(Stored entries)
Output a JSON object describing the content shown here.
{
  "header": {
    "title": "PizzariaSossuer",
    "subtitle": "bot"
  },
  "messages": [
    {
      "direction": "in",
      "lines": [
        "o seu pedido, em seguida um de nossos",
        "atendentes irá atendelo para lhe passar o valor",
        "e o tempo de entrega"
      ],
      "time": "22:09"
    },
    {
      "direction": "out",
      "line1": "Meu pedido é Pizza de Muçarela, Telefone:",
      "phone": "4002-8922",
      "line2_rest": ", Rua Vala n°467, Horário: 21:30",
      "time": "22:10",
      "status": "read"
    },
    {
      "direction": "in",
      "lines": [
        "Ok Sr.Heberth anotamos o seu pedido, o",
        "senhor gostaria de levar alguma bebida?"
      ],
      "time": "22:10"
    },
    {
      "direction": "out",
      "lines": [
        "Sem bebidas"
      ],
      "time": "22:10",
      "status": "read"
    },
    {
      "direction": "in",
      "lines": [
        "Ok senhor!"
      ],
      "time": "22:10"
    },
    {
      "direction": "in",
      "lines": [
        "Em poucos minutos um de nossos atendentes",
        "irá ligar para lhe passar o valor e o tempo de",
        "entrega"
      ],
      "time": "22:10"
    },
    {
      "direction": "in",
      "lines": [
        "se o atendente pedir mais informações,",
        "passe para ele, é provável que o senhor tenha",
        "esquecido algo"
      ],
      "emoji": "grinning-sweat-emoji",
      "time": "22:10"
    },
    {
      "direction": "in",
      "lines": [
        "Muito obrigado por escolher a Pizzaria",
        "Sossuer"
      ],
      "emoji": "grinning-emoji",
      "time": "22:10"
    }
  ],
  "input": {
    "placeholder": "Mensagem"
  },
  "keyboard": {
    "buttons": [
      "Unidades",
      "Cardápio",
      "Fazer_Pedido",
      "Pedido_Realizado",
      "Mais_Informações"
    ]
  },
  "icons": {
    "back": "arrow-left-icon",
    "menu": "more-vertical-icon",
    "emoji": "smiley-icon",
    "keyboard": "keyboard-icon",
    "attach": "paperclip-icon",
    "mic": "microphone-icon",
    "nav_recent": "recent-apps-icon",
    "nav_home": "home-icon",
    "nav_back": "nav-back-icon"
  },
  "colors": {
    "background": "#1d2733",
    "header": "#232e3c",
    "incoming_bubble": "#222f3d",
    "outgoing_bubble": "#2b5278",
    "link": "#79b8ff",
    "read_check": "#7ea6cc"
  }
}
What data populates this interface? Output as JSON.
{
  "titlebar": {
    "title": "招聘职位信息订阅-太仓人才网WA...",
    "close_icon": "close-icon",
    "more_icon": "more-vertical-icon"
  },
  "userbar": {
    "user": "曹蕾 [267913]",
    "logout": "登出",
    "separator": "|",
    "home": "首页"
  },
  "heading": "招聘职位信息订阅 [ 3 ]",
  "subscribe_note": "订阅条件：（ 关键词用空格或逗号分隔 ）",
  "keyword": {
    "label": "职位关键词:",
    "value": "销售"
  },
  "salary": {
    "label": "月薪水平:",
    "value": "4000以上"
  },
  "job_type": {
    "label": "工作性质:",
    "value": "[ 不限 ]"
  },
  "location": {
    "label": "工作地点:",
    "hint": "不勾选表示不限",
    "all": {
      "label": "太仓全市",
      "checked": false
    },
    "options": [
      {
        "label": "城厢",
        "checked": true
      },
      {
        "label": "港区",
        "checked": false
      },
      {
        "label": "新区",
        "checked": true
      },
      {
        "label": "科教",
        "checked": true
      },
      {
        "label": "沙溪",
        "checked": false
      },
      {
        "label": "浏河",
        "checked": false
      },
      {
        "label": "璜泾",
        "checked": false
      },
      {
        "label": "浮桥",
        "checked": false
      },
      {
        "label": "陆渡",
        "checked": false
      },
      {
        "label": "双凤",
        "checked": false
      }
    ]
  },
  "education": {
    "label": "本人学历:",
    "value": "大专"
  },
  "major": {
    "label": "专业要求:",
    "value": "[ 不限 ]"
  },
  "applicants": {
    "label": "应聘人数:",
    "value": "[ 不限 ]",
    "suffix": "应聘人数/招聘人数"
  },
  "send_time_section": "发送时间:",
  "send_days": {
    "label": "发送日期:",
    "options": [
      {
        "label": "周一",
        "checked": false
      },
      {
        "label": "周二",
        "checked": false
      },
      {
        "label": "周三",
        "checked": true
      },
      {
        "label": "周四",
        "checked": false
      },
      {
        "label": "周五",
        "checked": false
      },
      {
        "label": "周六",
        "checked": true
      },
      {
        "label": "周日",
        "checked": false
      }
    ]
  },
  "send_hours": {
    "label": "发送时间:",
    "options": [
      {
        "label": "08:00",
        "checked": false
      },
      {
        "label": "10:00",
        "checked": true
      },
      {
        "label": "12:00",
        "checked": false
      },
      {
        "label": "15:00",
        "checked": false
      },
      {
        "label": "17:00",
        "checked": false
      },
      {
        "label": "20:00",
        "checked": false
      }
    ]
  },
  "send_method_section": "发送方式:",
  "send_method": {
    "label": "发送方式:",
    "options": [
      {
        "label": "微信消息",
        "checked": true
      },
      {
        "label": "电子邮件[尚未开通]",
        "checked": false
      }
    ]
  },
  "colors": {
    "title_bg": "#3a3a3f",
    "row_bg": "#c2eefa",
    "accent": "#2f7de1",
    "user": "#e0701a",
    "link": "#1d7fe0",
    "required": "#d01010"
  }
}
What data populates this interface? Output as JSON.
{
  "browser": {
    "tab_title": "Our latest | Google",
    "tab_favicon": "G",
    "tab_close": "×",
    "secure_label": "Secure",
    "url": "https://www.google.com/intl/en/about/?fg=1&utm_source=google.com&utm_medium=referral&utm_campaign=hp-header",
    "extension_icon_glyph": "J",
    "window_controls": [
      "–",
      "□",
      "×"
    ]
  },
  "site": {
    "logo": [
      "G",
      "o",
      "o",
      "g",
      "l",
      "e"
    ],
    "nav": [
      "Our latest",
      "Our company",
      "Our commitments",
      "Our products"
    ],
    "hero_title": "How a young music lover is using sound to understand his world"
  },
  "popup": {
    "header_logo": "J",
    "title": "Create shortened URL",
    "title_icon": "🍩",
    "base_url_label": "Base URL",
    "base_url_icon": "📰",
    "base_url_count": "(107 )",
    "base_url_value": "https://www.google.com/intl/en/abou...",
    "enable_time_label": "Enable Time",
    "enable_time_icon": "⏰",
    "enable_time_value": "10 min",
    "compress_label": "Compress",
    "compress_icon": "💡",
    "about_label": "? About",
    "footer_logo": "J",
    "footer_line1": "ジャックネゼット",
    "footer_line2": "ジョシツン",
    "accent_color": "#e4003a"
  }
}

### Request
Extract the full listing and reproduce each line exactly.

### Task response
Output a JSON object describing the content shown here.
{
  "header": {
    "title": "PizzariaSossuer",
    "subtitle": "bot"
  },
  "messages": [
    {
      "direction": "in",
      "lines": [
        "o seu pedido, em seguida um de nossos",
        "atendentes irá atendelo para lhe passar o valor",
        "e o tempo de entrega"
      ],
      "time": "22:09"
    },
    {
      "direction": "out",
      "line1": "Meu pedido é Pizza de Muçarela, Telefone:",
      "phone": "4002-8922",
      "line2_rest": ", Rua Vala n°467, Horário: 21:30",
      "time": "22:10",
      "status": "read"
    },
    {
      "direction": "in",
      "lines": [
        "Ok Sr.Heberth anotamos o seu pedido, o",
        "senhor gostaria de levar alguma bebida?"
      ],
      "time": "22:10"
    },
    {
      "direction": "out",
      "lines": [
        "Sem bebidas"
      ],
      "time": "22:10",
      "status": "read"
    },
    {
      "direction": "in",
      "lines": [
        "Ok senhor!"
      ],
      "time": "22:10"
    },
    {
      "direction": "in",
      "lines": [
        "Em poucos minutos um de nossos atendentes",
        "irá ligar para lhe passar o valor e o tempo de",
        "entrega"
      ],
      "time": "22:10"
    },
    {
      "direction": "in",
      "lines": [
        "se o atendente pedir mais informações,",
        "passe para ele, é provável que o senhor tenha",
        "esquecido algo"
      ],
      "emoji": "grinning-sweat-emoji",
      "time": "22:10"
    },
    {
      "direction": "in",
      "lines": [
        "Muito obrigado por escolher a Pizzaria",
        "Sossuer"
      ],
      "emoji": "grinning-emoji",
      "time": "22:10"
    }
  ],
  "input": {
    "placeholder": "Mensagem"
  },
  "keyboard": {
    "buttons": [
      "Unidades",
      "Cardápio",
      "Fazer_Pedido",
      "Pedido_Realizado",
      "Mais_Informações"
    ]
  },
  "icons": {
    "back": "arrow-left-icon",
    "menu": "more-vertical-icon",
    "emoji": "smiley-icon",
    "keyboard": "keyboard-icon",
    "attach": "paperclip-icon",
    "mic": "microphone-icon",
    "nav_recent": "recent-apps-icon",
    "nav_home": "home-icon",
    "nav_back": "nav-back-icon"
  },
  "colors": {
    "background": "#1d2733",
    "header": "#232e3c",
    "incoming_bubble": "#222f3d",
    "outgoing_bubble": "#2b5278",
    "link": "#79b8ff",
    "read_check": "#7ea6cc"
  }
}
What data populates this interface? Output as JSON.
{
  "titlebar": {
    "title": "招聘职位信息订阅-太仓人才网WA...",
    "close_icon": "close-icon",
    "more_icon": "more-vertical-icon"
  },
  "userbar": {
    "user": "曹蕾 [267913]",
    "logout": "登出",
    "separator": "|",
    "home": "首页"
  },
  "heading": "招聘职位信息订阅 [ 3 ]",
  "subscribe_note": "订阅条件：（ 关键词用空格或逗号分隔 ）",
  "keyword": {
    "label": "职位关键词:",
    "value": "销售"
  },
  "salary": {
    "label": "月薪水平:",
    "value": "4000以上"
  },
  "job_type": {
    "label": "工作性质:",
    "value": "[ 不限 ]"
  },
  "location": {
    "label": "工作地点:",
    "hint": "不勾选表示不限",
    "all": {
      "label": "太仓全市",
      "checked": false
    },
    "options": [
      {
        "label": "城厢",
        "checked": true
      },
      {
        "label": "港区",
        "checked": false
      },
      {
        "label": "新区",
        "checked": true
      },
      {
        "label": "科教",
        "checked": true
      },
      {
        "label": "沙溪",
        "checked": false
      },
      {
        "label": "浏河",
        "checked": false
      },
      {
        "label": "璜泾",
        "checked": false
      },
      {
        "label": "浮桥",
        "checked": false
      },
      {
        "label": "陆渡",
        "checked": false
      },
      {
        "label": "双凤",
        "checked": false
      }
    ]
  },
  "education": {
    "label": "本人学历:",
    "value": "大专"
  },
  "major": {
    "label": "专业要求:",
    "value": "[ 不限 ]"
  },
  "applicants": {
    "label": "应聘人数:",
    "value": "[ 不限 ]",
    "suffix": "应聘人数/招聘人数"
  },
  "send_time_section": "发送时间:",
  "send_days": {
    "label": "发送日期:",
    "options": [
      {
        "label": "周一",
        "checked": false
      },
      {
        "label": "周二",
        "checked": false
      },
      {
        "label": "周三",
        "checked": true
      },
      {
        "label": "周四",
        "checked": false
      },
      {
        "label": "周五",
        "checked": false
      },
      {
        "label": "周六",
        "checked": true
      },
      {
        "label": "周日",
        "checked": false
      }
    ]
  },
  "send_hours": {
    "label": "发送时间:",
    "options": [
      {
        "label": "08:00",
        "checked": false
      },
      {
        "label": "10:00",
        "checked": true
      },
      {
        "label": "12:00",
        "checked": false
      },
      {
        "label": "15:00",
        "checked": false
      },
      {
        "label": "17:00",
        "checked": false
      },
      {
        "label": "20:00",
        "checked": false
      }
    ]
  },
  "send_method_section": "发送方式:",
  "send_method": {
    "label": "发送方式:",
    "options": [
      {
        "label": "微信消息",
        "checked": true
      },
      {
        "label": "电子邮件[尚未开通]",
        "checked": false
      }
    ]
  },
  "colors": {
    "title_bg": "#3a3a3f",
    "row_bg": "#c2eefa",
    "accent": "#2f7de1",
    "user": "#e0701a",
    "link": "#1d7fe0",
    "required": "#d01010"
  }
}
What data populates this interface? Output as JSON.
{
  "browser": {
    "tab_title": "Our latest | Google",
    "tab_favicon": "G",
    "tab_close": "×",
    "secure_label": "Secure",
    "url": "https://www.google.com/intl/en/about/?fg=1&utm_source=google.com&utm_medium=referral&utm_campaign=hp-header",
    "extension_icon_glyph": "J",
    "window_controls": [
      "–",
      "□",
      "×"
    ]
  },
  "site": {
    "logo": [
      "G",
      "o",
      "o",
      "g",
      "l",
      "e"
    ],
    "nav": [
      "Our latest",
      "Our company",
      "Our commitments",
      "Our products"
    ],
    "hero_title": "How a young music lover is using sound to understand his world"
  },
  "popup": {
    "header_logo": "J",
    "title": "Create shortened URL",
    "title_icon": "🍩",
    "base_url_label": "Base URL",
    "base_url_icon": "📰",
    "base_url_count": "(107 )",
    "base_url_value": "https://www.google.com/intl/en/abou...",
    "enable_time_label": "Enable Time",
    "enable_time_icon": "⏰",
    "enable_time_value": "10 min",
    "compress_label": "Compress",
    "compress_icon": "💡",
    "about_label": "? About",
    "footer_logo": "J",
    "footer_line1": "ジャックネゼット",
    "footer_line2": "ジョシツン",
    "accent_color": "#e4003a"
  }
}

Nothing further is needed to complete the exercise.